====== Information provided
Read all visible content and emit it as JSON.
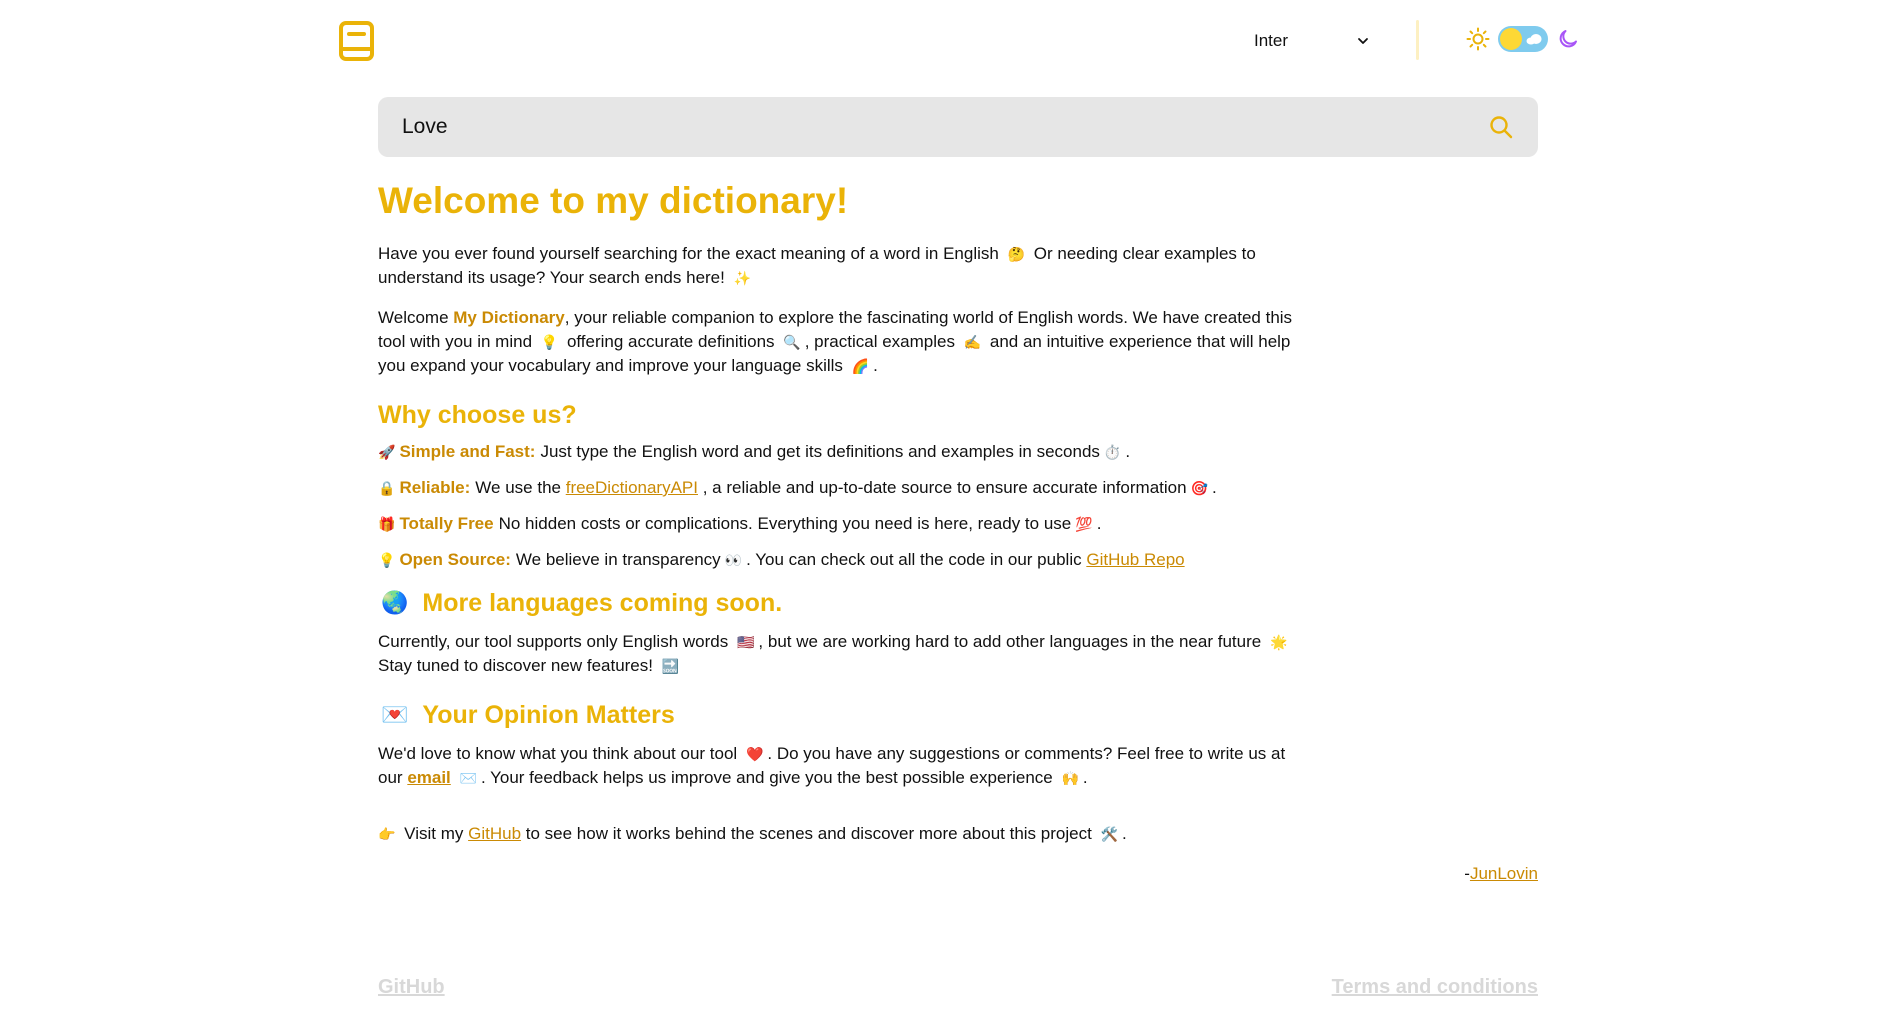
{
  "header": {
    "logo_icon": "book-icon",
    "font_select": {
      "value": "Inter",
      "icon": "chevron-down-icon"
    },
    "theme": {
      "sun_icon": "sun-icon",
      "moon_icon": "moon-icon"
    }
  },
  "search": {
    "value": "Love",
    "icon": "search-icon"
  },
  "main": {
    "title": "Welcome to my dictionary!",
    "intro": {
      "text_a": "Have you ever found yourself searching for the exact meaning of a word in English",
      "emoji_a": "🤔",
      "text_b": "Or needing clear examples to understand its usage? Your search ends here!",
      "emoji_b": "✨"
    },
    "welcome": {
      "t1": "Welcome ",
      "brand": "My Dictionary",
      "t2": ", your reliable companion to explore the fascinating world of English words. We have created this tool with you in mind",
      "e1": "💡",
      "t3": "offering accurate definitions",
      "e2": "🔍",
      "t4": ", practical examples",
      "e3": "✍️",
      "t5": "and an intuitive experience that will help you expand your vocabulary and improve your language skills",
      "e4": "🌈",
      "t6": "."
    },
    "why_title": "Why choose us?",
    "reasons": [
      {
        "emoji": "🚀",
        "label": "Simple and Fast:",
        "text": "Just type the English word and get its definitions and examples in seconds",
        "end_emoji": "⏱️",
        "end": "."
      },
      {
        "emoji": "🔒",
        "label": "Reliable:",
        "text_a": "We use the",
        "link": "freeDictionaryAPI",
        "text_b": ", a reliable and up-to-date source to ensure accurate information",
        "end_emoji": "🎯",
        "end": "."
      },
      {
        "emoji": "🎁",
        "label": "Totally Free",
        "text": "No hidden costs or complications. Everything you need is here, ready to use",
        "end_emoji": "💯",
        "end": "."
      },
      {
        "emoji": "💡",
        "label": "Open Source:",
        "text_a": "We believe in transparency",
        "mid_emoji": "👀",
        "text_b": ". You can check out all the code in our public",
        "link": "GitHub Repo"
      }
    ],
    "languages": {
      "emoji": "🌏",
      "title": "More languages coming soon.",
      "text_a": "Currently, our tool supports only English words",
      "e1": "🇺🇸",
      "text_b": ", but we are working hard to add other languages in the near future",
      "e2": "🌟",
      "text_c": "Stay tuned to discover new features!",
      "e3": "🔜"
    },
    "opinion": {
      "emoji": "💌",
      "title": "Your Opinion Matters",
      "text_a": "We'd love to know what you think about our tool",
      "e1": "❤️",
      "text_b": ". Do you have any suggestions or comments? Feel free to write us at our",
      "link": "email",
      "e2": "✉️",
      "text_c": ". Your feedback helps us improve and give you the best possible experience",
      "e3": "🙌",
      "end": "."
    },
    "visit": {
      "emoji": "👉",
      "text_a": "Visit my",
      "link": "GitHub",
      "text_b": "to see how it works behind the scenes and discover more about this project",
      "e1": "🛠️",
      "end": "."
    },
    "signature": {
      "prefix": "-",
      "link": "JunLovin"
    }
  },
  "footer": {
    "github": "GitHub",
    "terms": "Terms and conditions"
  },
  "colors": {
    "accent": "#eab308",
    "accent_dark": "#ca8a04",
    "search_bg": "#e6e6e6",
    "footer_link": "#d8d8d8"
  }
}
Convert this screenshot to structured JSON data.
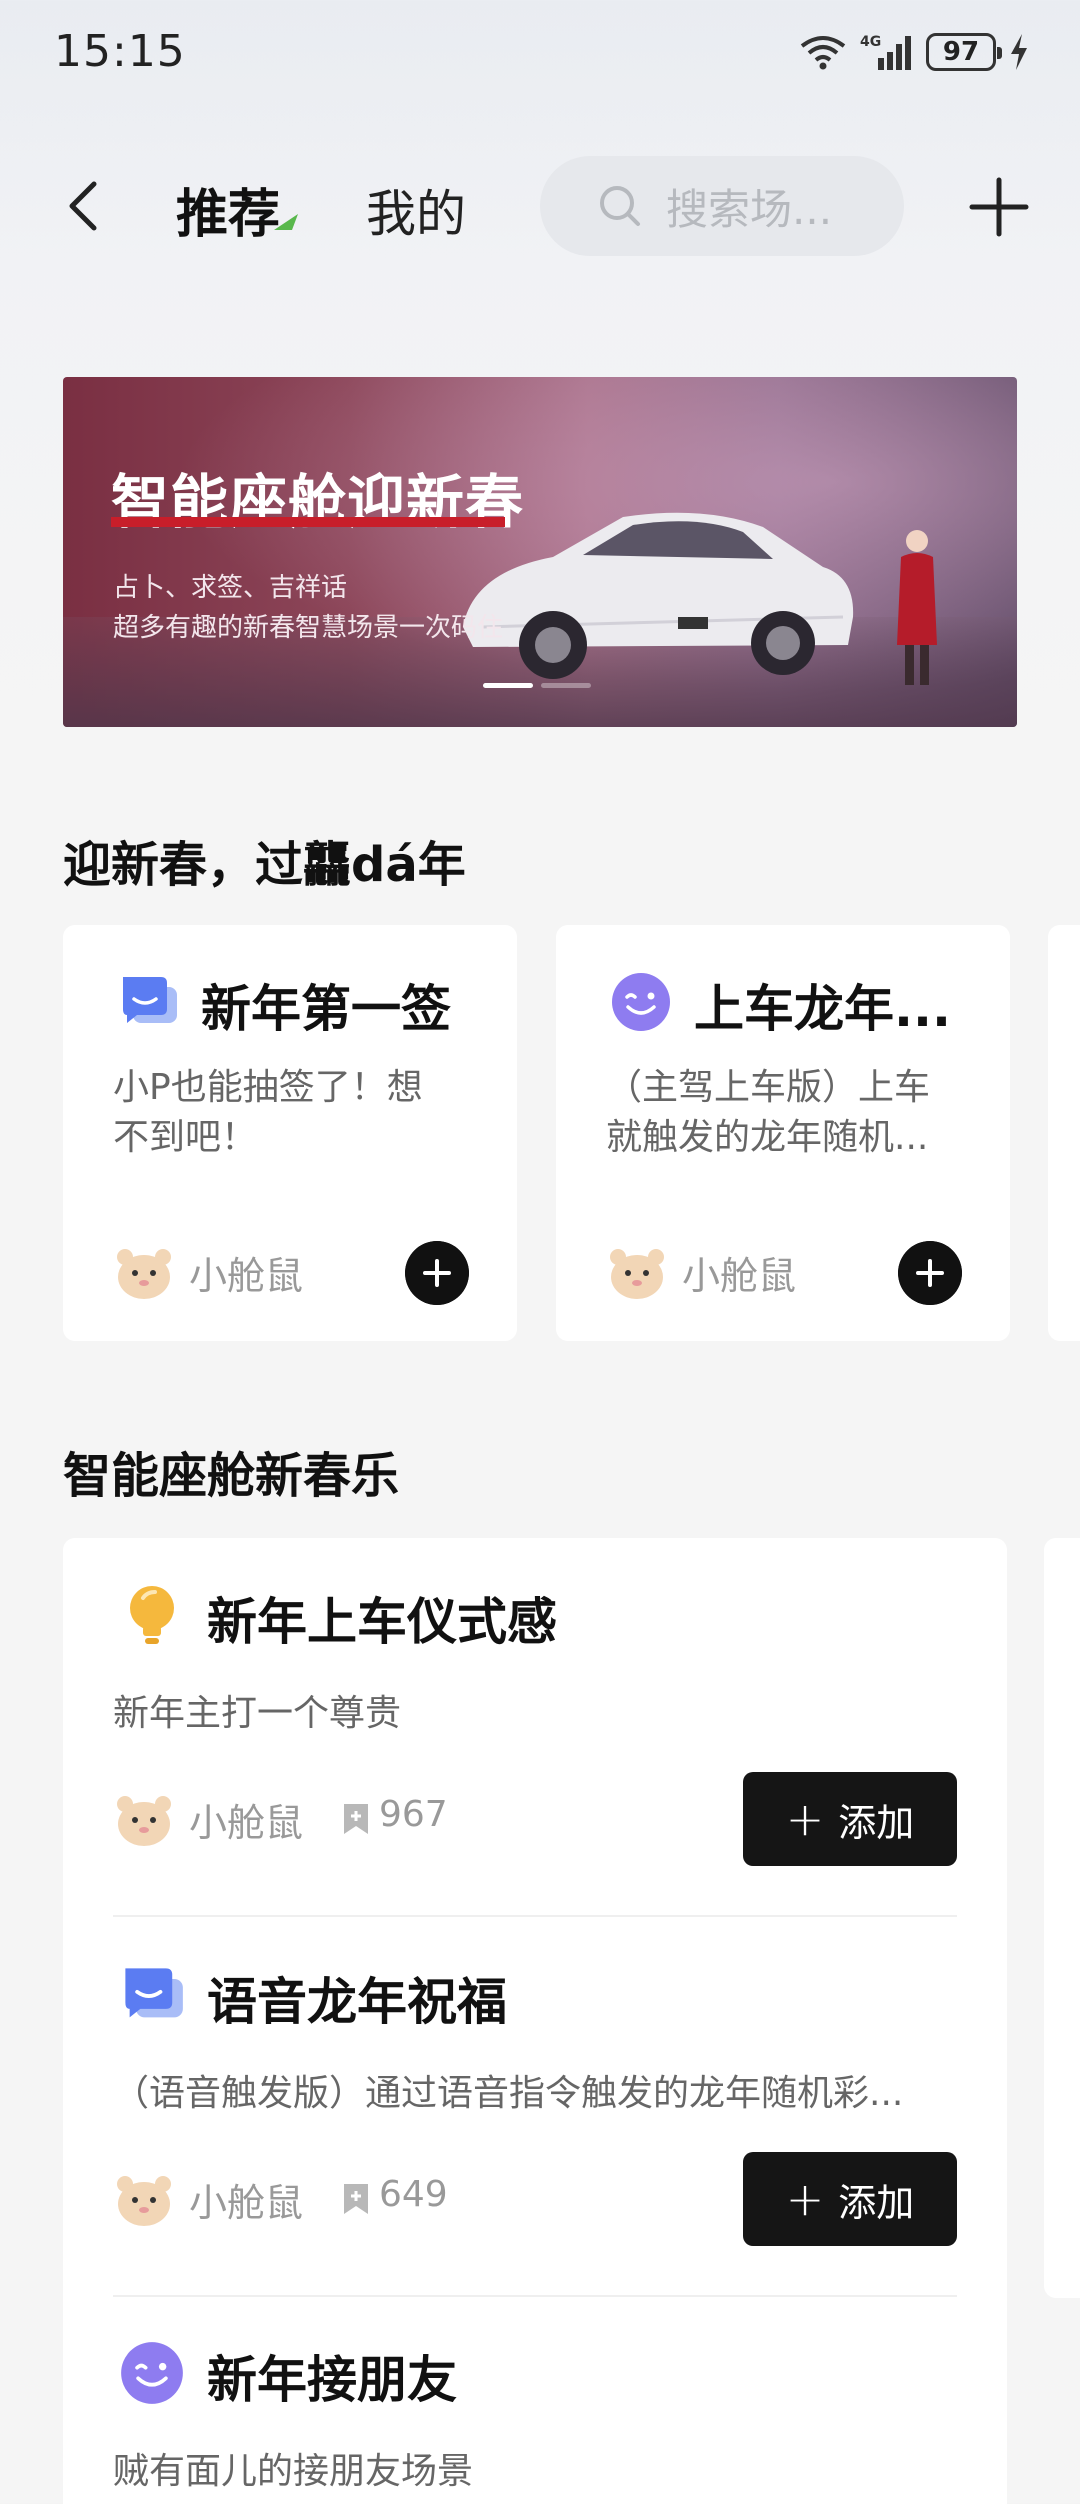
============
### Written instruction
Count each line above in which the string "tool" appears, then state only the total.

### Result of this task
3